:: The data

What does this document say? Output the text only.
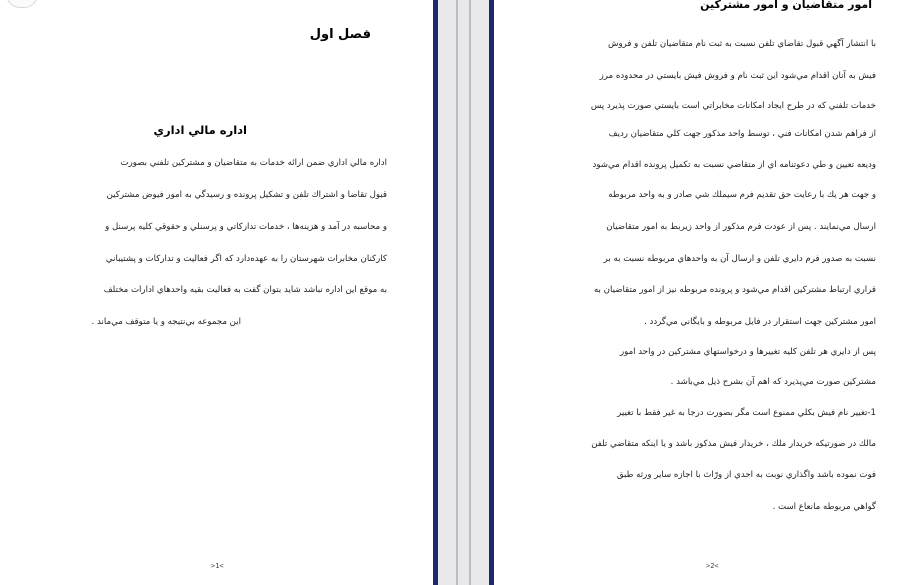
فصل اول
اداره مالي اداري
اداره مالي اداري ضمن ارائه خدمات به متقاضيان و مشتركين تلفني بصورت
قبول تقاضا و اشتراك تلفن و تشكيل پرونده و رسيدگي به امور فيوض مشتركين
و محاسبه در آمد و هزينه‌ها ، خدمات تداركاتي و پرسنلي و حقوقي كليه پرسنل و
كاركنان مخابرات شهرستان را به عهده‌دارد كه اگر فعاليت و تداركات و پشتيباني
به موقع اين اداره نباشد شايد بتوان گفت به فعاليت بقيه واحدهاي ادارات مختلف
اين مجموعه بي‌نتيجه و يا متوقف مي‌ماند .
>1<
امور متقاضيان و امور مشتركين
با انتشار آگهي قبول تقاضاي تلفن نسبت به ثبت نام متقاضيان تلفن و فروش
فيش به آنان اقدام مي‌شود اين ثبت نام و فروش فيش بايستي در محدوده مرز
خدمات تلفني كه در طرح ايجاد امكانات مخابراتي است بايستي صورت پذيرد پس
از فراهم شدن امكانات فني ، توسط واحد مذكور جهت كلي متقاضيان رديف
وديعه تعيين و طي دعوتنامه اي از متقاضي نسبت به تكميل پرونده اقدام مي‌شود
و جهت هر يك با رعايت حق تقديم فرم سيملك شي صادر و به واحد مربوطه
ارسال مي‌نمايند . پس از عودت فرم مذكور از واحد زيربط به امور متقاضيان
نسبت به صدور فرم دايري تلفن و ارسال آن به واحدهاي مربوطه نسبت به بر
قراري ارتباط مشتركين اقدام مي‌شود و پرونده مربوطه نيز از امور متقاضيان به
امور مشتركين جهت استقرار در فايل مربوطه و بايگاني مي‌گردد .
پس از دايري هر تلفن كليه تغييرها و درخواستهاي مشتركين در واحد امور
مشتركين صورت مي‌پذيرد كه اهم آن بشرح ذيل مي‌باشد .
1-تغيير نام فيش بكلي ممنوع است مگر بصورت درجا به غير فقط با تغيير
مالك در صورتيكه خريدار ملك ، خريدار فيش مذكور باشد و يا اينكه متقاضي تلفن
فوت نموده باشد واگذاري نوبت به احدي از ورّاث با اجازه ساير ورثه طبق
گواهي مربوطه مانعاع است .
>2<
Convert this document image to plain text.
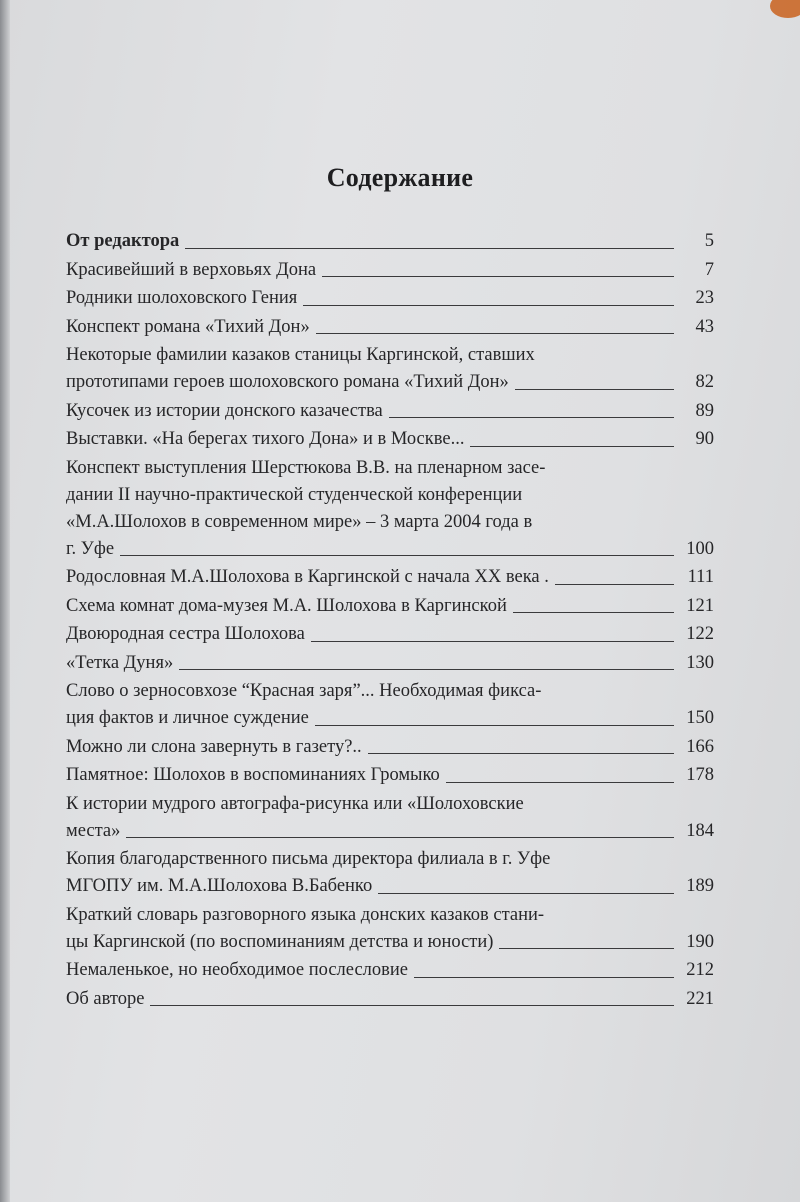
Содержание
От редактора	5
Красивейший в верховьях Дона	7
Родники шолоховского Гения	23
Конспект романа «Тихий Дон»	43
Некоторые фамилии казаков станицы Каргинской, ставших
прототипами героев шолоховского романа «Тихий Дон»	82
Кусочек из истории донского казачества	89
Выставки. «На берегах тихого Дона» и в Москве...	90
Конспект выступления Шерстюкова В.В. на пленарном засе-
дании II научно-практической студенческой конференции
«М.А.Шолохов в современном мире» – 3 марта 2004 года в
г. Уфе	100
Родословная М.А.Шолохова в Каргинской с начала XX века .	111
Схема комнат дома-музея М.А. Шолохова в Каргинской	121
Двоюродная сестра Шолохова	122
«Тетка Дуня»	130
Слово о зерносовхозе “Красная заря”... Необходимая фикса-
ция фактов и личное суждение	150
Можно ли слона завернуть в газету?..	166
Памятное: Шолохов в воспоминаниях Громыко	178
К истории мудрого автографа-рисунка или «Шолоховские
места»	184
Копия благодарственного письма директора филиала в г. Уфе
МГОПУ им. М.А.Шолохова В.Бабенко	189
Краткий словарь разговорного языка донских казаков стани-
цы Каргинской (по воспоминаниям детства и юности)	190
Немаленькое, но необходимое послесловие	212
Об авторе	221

::::

Read the entries and select each line where the word "اقدام" is found.

**Finished task:**
فيش به آنان اقدام مي‌شود اين ثبت نام و فروش فيش بايستي در محدوده مرز
وديعه تعيين و طي دعوتنامه اي از متقاضي نسبت به تكميل پرونده اقدام مي‌شود
قراري ارتباط مشتركين اقدام مي‌شود و پرونده مربوطه نيز از امور متقاضيان به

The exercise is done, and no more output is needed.